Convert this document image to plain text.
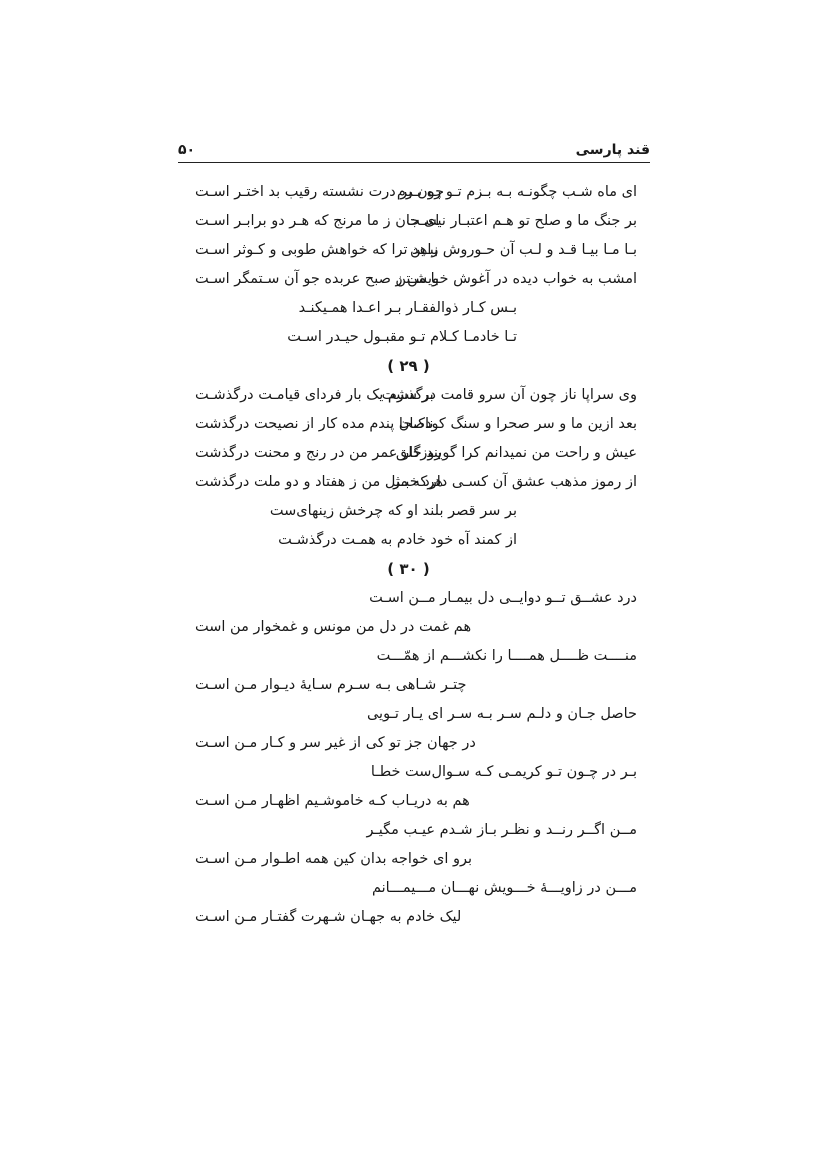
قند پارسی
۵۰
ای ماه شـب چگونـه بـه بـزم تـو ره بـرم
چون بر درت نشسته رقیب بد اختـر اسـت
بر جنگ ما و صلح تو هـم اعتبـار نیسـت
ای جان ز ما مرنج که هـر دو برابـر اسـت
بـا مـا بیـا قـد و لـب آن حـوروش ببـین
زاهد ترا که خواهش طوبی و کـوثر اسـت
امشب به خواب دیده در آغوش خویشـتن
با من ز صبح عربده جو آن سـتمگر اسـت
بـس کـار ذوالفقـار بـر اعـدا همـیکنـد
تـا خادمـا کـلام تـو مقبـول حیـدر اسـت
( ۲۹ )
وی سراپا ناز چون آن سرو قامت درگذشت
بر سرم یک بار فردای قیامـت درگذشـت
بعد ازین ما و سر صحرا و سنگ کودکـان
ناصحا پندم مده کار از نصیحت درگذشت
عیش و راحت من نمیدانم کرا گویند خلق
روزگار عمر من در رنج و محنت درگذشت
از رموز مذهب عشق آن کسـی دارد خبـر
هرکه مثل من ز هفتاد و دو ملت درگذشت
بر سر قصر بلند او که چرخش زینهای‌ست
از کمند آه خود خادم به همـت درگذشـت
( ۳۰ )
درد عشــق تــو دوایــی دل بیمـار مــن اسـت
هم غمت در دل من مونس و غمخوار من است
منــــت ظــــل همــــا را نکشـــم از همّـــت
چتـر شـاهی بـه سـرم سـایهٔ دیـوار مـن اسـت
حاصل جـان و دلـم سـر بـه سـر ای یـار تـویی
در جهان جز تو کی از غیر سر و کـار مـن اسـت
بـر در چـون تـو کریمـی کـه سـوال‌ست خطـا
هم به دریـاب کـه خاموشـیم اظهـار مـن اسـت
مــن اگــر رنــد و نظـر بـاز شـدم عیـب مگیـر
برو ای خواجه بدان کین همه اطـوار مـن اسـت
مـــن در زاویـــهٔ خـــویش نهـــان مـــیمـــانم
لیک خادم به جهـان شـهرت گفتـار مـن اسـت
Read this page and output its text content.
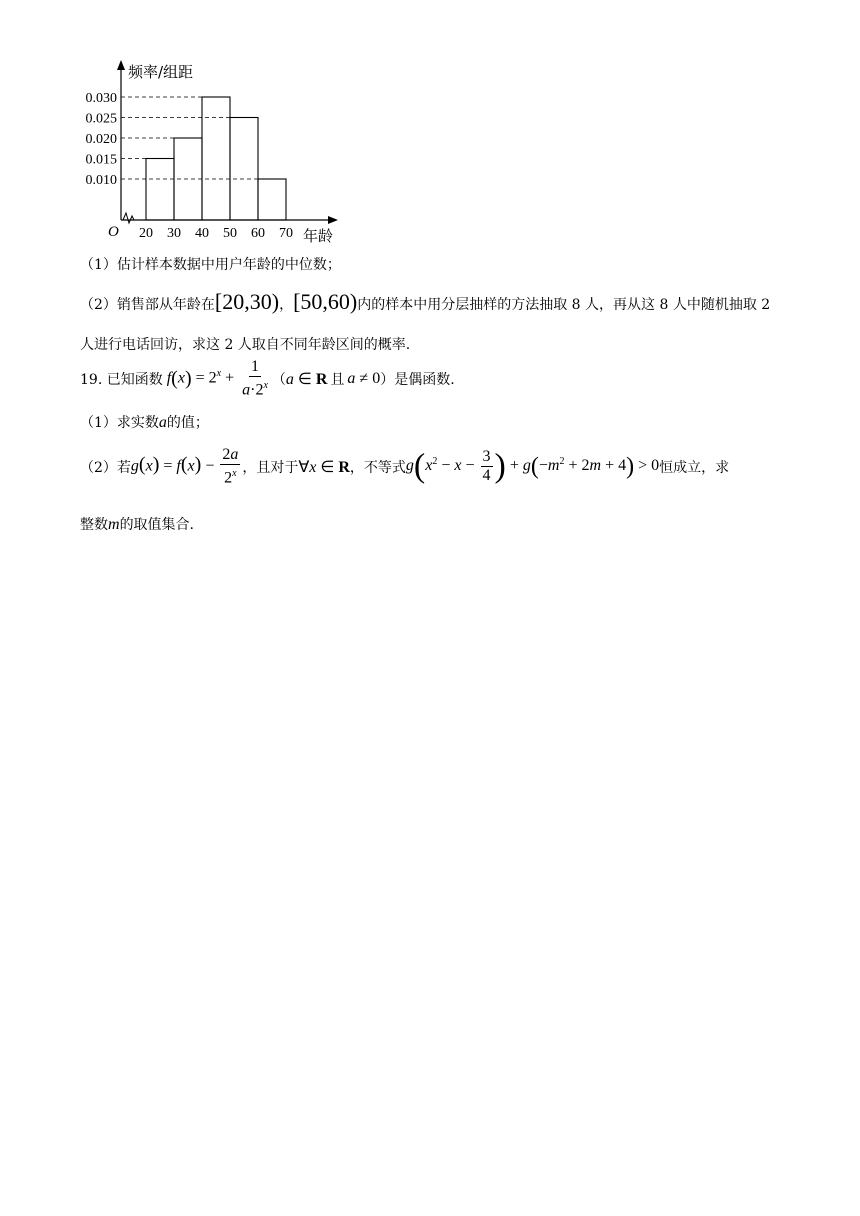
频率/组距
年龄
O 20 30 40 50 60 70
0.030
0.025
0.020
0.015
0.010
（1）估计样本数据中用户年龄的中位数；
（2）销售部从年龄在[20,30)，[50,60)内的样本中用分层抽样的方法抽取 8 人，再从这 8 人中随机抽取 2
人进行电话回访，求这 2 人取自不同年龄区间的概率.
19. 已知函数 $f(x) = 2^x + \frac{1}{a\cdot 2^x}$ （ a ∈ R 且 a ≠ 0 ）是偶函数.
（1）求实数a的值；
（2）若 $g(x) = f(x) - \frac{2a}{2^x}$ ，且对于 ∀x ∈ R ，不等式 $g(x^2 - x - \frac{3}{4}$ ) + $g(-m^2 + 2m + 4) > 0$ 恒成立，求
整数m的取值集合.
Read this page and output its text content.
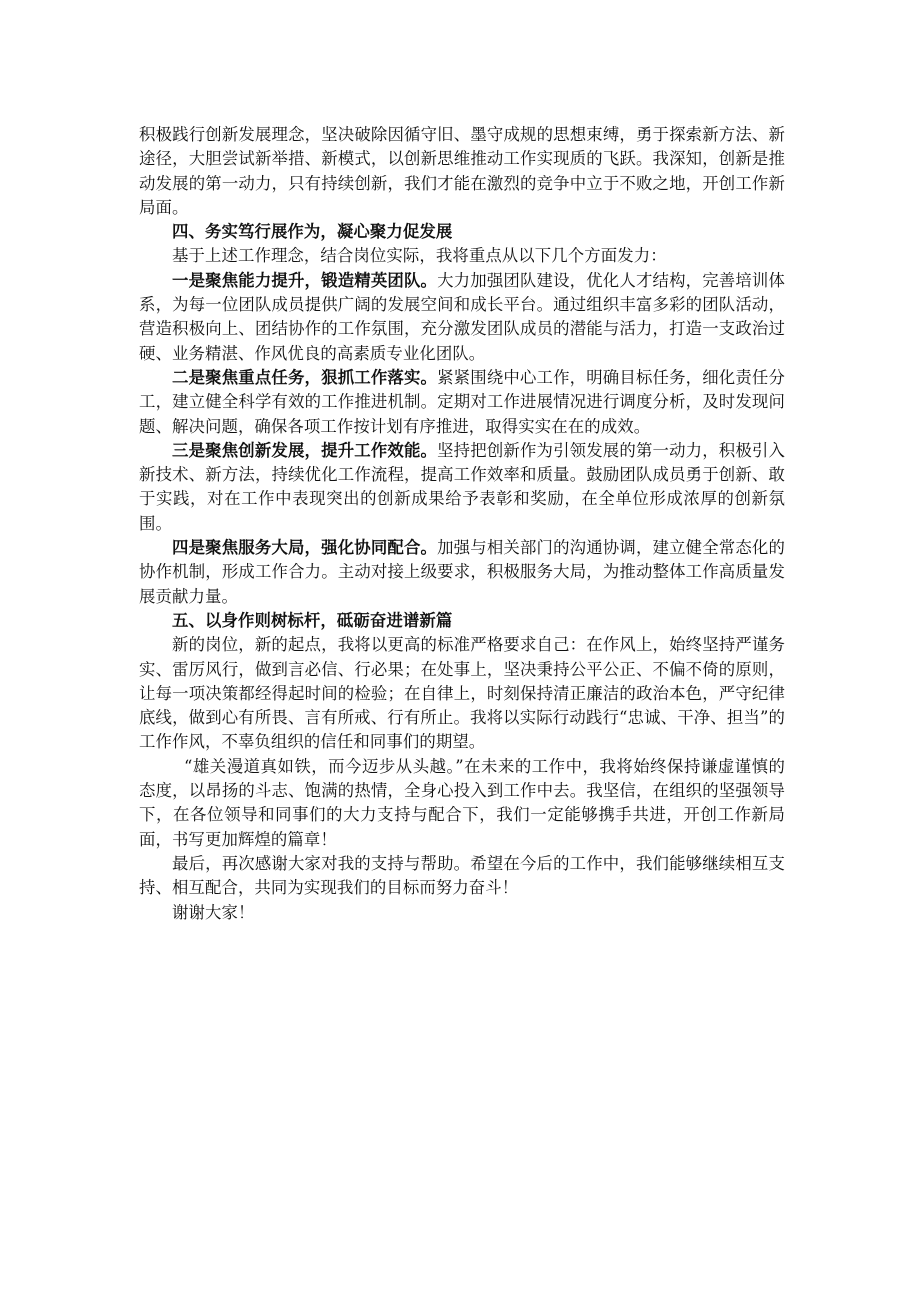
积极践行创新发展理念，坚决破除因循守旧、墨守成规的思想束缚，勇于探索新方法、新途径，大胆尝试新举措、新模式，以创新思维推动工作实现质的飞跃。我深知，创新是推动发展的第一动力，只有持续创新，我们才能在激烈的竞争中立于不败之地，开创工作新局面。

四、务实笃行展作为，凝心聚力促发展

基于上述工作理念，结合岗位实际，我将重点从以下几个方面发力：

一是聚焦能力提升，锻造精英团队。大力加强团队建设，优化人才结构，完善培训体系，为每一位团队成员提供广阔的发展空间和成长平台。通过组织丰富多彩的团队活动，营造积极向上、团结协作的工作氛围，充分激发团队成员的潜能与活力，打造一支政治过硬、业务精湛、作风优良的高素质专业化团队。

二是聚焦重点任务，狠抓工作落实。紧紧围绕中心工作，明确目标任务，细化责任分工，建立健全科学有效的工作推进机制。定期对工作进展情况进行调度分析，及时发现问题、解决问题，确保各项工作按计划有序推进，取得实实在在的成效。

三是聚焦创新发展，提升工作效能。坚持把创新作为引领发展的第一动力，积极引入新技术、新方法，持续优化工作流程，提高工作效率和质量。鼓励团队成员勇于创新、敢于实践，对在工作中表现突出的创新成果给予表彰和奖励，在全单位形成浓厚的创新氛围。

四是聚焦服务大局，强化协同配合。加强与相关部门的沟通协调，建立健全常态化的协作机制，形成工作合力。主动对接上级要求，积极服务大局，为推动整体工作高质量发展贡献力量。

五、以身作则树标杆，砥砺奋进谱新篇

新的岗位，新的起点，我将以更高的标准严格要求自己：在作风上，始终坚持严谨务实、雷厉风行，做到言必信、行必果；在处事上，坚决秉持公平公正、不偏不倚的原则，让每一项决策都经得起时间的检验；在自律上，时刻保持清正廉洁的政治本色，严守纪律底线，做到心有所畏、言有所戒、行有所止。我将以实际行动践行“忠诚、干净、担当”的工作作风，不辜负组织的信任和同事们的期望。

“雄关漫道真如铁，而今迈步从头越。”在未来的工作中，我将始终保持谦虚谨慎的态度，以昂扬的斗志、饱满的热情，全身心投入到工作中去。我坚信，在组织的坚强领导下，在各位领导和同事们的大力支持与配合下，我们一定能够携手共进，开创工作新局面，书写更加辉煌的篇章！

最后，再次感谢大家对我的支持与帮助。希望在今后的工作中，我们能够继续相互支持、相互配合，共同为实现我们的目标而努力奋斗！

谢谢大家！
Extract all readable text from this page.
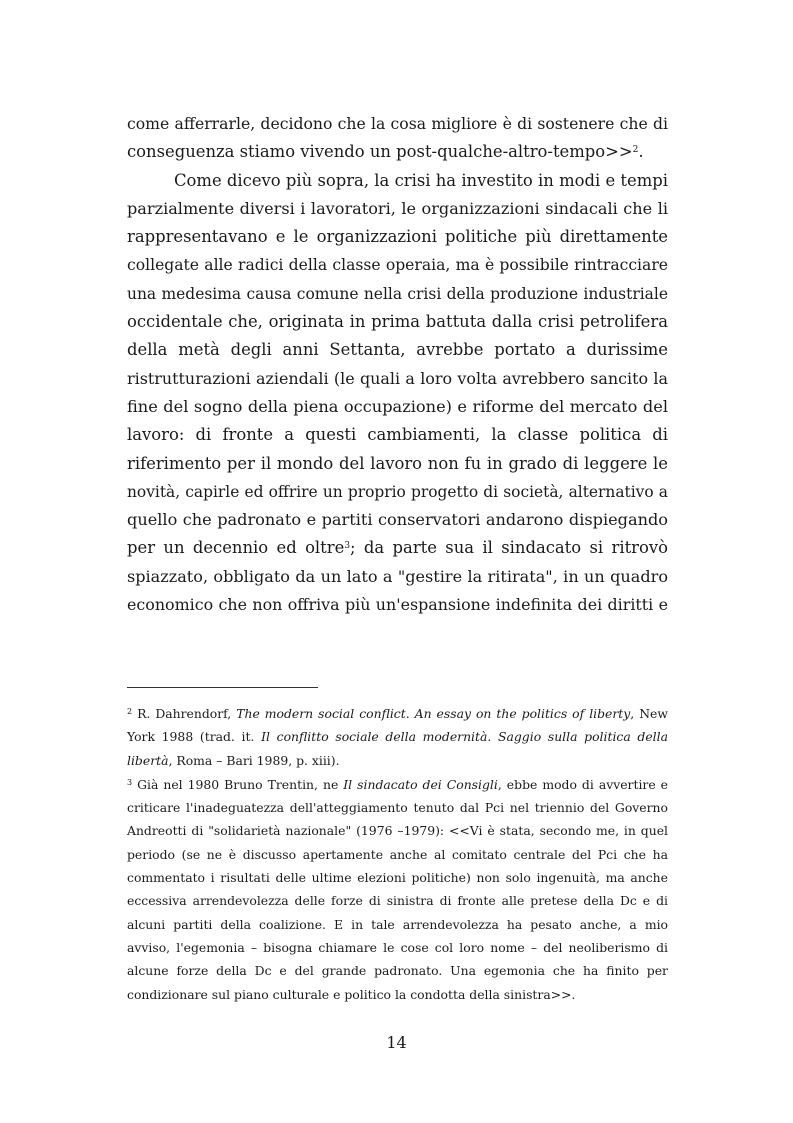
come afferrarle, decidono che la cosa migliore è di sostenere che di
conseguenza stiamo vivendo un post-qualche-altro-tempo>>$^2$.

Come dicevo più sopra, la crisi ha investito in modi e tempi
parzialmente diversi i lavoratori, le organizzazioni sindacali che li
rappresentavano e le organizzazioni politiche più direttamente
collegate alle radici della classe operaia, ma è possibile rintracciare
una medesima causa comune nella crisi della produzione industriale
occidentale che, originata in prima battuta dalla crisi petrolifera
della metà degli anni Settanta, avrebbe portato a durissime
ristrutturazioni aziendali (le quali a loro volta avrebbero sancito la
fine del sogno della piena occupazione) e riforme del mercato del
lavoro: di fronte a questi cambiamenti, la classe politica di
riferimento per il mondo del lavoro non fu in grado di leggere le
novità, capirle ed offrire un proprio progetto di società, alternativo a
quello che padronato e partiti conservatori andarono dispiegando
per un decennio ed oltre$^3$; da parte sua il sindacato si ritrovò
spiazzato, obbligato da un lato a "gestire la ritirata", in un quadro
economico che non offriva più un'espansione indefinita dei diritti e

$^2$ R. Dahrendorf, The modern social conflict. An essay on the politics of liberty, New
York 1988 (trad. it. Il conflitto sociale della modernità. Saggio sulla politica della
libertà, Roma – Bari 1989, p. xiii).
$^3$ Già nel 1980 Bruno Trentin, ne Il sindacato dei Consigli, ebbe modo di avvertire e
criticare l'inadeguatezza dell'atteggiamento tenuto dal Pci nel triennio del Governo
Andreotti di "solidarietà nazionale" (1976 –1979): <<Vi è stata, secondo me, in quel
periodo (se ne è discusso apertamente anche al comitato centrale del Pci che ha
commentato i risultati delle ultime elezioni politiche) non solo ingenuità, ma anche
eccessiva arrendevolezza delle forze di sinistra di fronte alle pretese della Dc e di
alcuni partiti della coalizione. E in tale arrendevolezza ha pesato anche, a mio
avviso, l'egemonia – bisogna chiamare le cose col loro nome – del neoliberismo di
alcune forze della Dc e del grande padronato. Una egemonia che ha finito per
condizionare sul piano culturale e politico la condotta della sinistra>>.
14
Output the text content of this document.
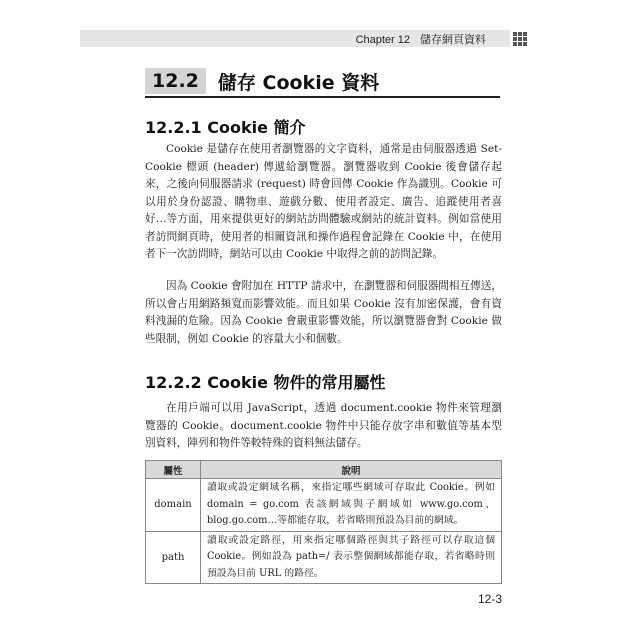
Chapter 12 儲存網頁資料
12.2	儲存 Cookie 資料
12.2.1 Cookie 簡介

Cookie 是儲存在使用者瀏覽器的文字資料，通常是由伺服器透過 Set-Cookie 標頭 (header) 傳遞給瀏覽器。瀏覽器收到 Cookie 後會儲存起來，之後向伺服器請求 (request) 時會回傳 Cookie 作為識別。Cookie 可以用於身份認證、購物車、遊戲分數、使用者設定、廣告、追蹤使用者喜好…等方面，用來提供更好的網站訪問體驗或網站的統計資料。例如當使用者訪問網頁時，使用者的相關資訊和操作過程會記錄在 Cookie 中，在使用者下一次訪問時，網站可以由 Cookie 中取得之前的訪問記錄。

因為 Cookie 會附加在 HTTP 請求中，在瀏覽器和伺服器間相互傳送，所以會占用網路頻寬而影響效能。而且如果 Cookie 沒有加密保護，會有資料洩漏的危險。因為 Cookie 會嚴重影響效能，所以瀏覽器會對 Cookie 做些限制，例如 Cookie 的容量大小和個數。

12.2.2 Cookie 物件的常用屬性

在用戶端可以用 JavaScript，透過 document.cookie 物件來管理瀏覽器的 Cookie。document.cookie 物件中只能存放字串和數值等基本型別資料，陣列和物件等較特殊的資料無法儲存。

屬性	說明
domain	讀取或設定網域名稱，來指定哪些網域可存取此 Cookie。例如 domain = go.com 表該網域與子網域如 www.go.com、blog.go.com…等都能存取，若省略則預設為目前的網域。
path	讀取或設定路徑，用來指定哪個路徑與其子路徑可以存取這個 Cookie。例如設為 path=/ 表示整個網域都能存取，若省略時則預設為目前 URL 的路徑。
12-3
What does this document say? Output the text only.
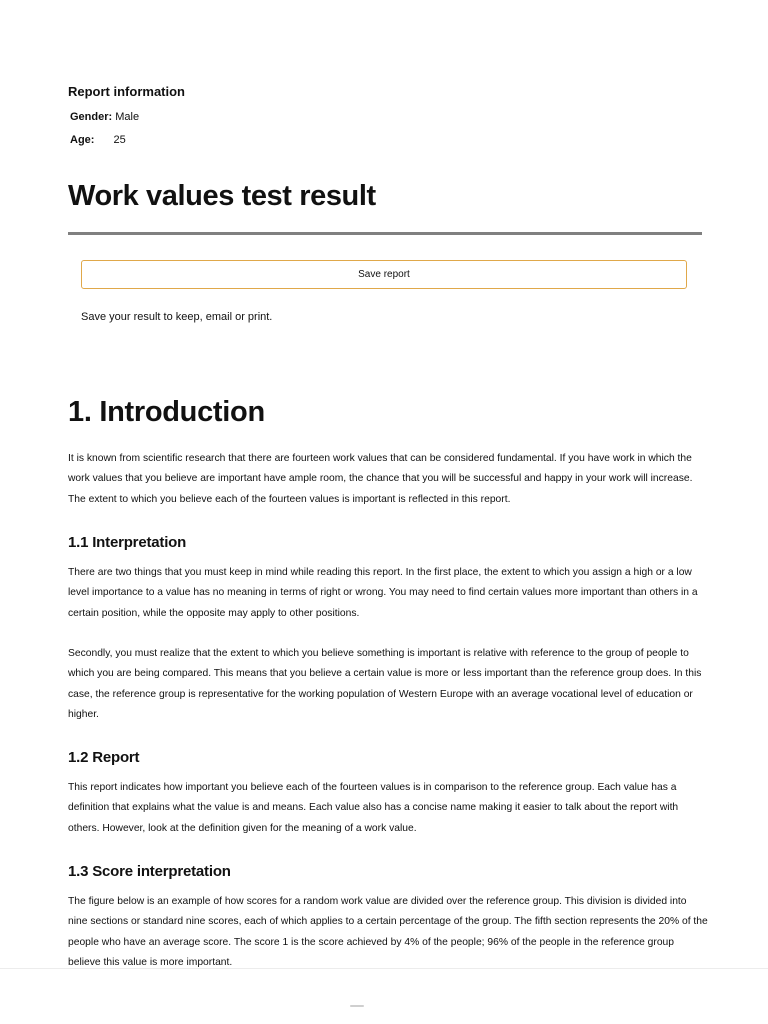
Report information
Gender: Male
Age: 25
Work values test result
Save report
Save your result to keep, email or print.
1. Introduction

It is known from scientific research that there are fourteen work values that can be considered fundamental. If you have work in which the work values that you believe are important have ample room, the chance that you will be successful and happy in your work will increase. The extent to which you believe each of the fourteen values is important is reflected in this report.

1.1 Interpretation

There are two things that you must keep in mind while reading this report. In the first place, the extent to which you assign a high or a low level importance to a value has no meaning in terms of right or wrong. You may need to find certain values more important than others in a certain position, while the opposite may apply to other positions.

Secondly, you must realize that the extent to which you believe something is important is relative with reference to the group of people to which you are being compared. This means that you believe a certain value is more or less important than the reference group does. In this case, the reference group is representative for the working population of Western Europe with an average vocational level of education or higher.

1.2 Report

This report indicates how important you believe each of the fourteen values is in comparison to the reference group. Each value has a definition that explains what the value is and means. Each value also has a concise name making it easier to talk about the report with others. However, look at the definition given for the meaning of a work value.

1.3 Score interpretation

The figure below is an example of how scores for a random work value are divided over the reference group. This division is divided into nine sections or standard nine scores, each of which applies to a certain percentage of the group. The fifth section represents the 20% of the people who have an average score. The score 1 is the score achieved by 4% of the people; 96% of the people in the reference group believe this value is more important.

:::::

Of all the lines in the entries, how many contain the word "average"? Give only the number.

2